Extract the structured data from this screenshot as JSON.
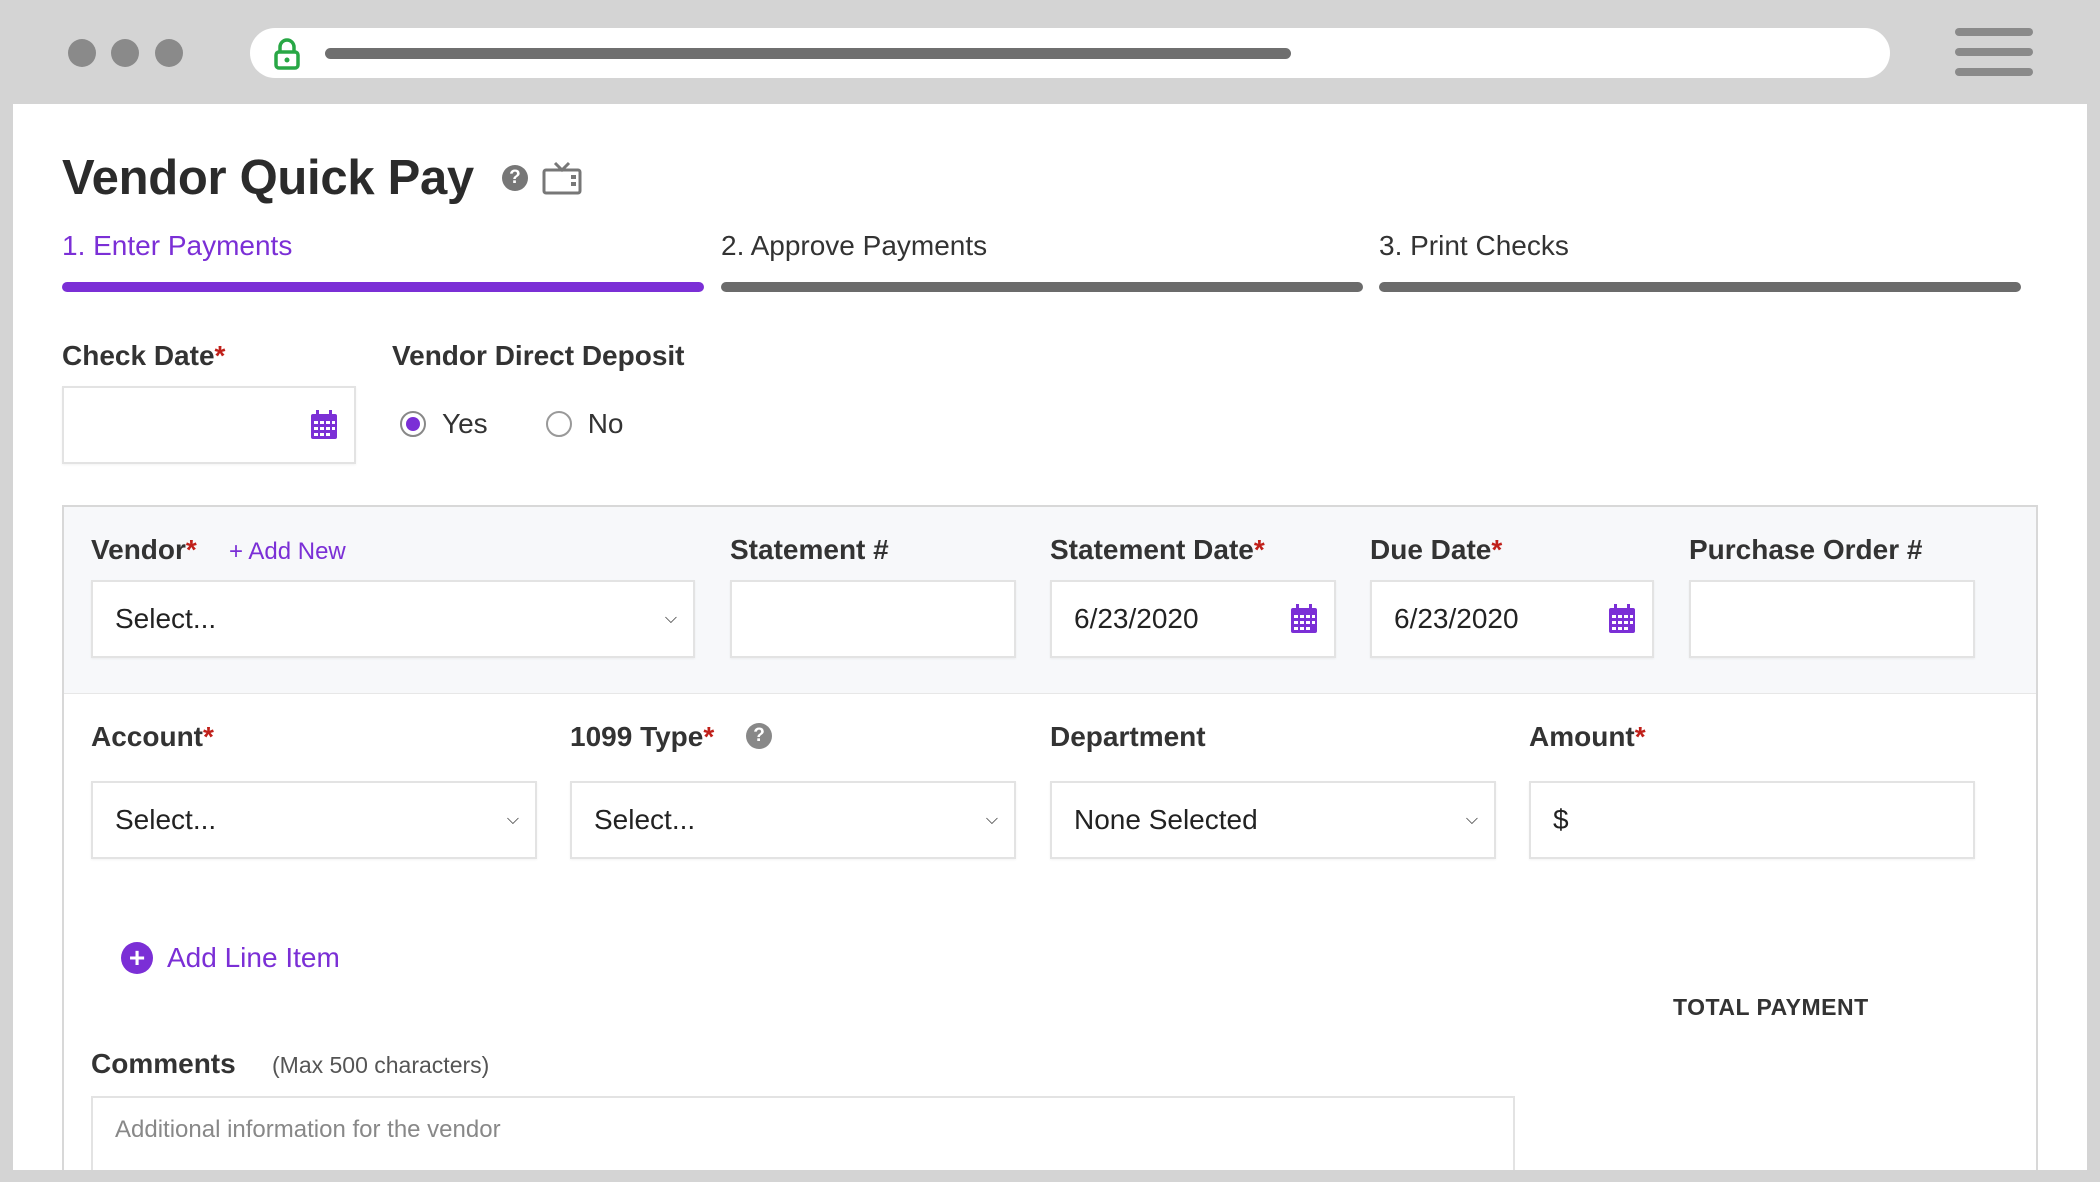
{
  "page": {
    "title": "Vendor Quick Pay",
    "help_icon": "help-circle-icon",
    "video_icon": "tv-icon"
  },
  "steps": [
    {
      "label": "1. Enter Payments",
      "active": true
    },
    {
      "label": "2. Approve Payments",
      "active": false
    },
    {
      "label": "3. Print Checks",
      "active": false
    }
  ],
  "check_date": {
    "label": "Check Date",
    "required_mark": "*",
    "value": ""
  },
  "direct_deposit": {
    "label": "Vendor Direct Deposit",
    "options": [
      {
        "label": "Yes",
        "selected": true
      },
      {
        "label": "No",
        "selected": false
      }
    ]
  },
  "statement": {
    "vendor": {
      "label": "Vendor",
      "required_mark": "*",
      "add_new": "+ Add New",
      "value": "Select..."
    },
    "statement_no": {
      "label": "Statement #",
      "value": ""
    },
    "statement_date": {
      "label": "Statement Date",
      "required_mark": "*",
      "value": "6/23/2020"
    },
    "due_date": {
      "label": "Due Date",
      "required_mark": "*",
      "value": "6/23/2020"
    },
    "po_no": {
      "label": "Purchase Order #",
      "value": ""
    }
  },
  "line_item": {
    "account": {
      "label": "Account",
      "required_mark": "*",
      "value": "Select..."
    },
    "type_1099": {
      "label": "1099 Type",
      "required_mark": "*",
      "value": "Select..."
    },
    "department": {
      "label": "Department",
      "value": "None Selected"
    },
    "amount": {
      "label": "Amount",
      "required_mark": "*",
      "prefix": "$",
      "value": ""
    }
  },
  "add_line_item": {
    "label": "Add Line Item"
  },
  "total_payment": {
    "label": "TOTAL PAYMENT"
  },
  "comments": {
    "label": "Comments",
    "hint": "(Max 500 characters)",
    "placeholder": "Additional information for the vendor"
  },
  "colors": {
    "accent": "#7b2fd6",
    "required": "#c0201a"
  }
}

● **Exercise instructions**
Retype the whole listing exactly and leave the pictures out.

● **Solved exercise**
Extract the structured data from this screenshot as JSON.
{
  "page": {
    "title": "Vendor Quick Pay",
    "help_icon": "help-circle-icon",
    "video_icon": "tv-icon"
  },
  "steps": [
    {
      "label": "1. Enter Payments",
      "active": true
    },
    {
      "label": "2. Approve Payments",
      "active": false
    },
    {
      "label": "3. Print Checks",
      "active": false
    }
  ],
  "check_date": {
    "label": "Check Date",
    "required_mark": "*",
    "value": ""
  },
  "direct_deposit": {
    "label": "Vendor Direct Deposit",
    "options": [
      {
        "label": "Yes",
        "selected": true
      },
      {
        "label": "No",
        "selected": false
      }
    ]
  },
  "statement": {
    "vendor": {
      "label": "Vendor",
      "required_mark": "*",
      "add_new": "+ Add New",
      "value": "Select..."
    },
    "statement_no": {
      "label": "Statement #",
      "value": ""
    },
    "statement_date": {
      "label": "Statement Date",
      "required_mark": "*",
      "value": "6/23/2020"
    },
    "due_date": {
      "label": "Due Date",
      "required_mark": "*",
      "value": "6/23/2020"
    },
    "po_no": {
      "label": "Purchase Order #",
      "value": ""
    }
  },
  "line_item": {
    "account": {
      "label": "Account",
      "required_mark": "*",
      "value": "Select..."
    },
    "type_1099": {
      "label": "1099 Type",
      "required_mark": "*",
      "value": "Select..."
    },
    "department": {
      "label": "Department",
      "value": "None Selected"
    },
    "amount": {
      "label": "Amount",
      "required_mark": "*",
      "prefix": "$",
      "value": ""
    }
  },
  "add_line_item": {
    "label": "Add Line Item"
  },
  "total_payment": {
    "label": "TOTAL PAYMENT"
  },
  "comments": {
    "label": "Comments",
    "hint": "(Max 500 characters)",
    "placeholder": "Additional information for the vendor"
  },
  "colors": {
    "accent": "#7b2fd6",
    "required": "#c0201a"
  }
}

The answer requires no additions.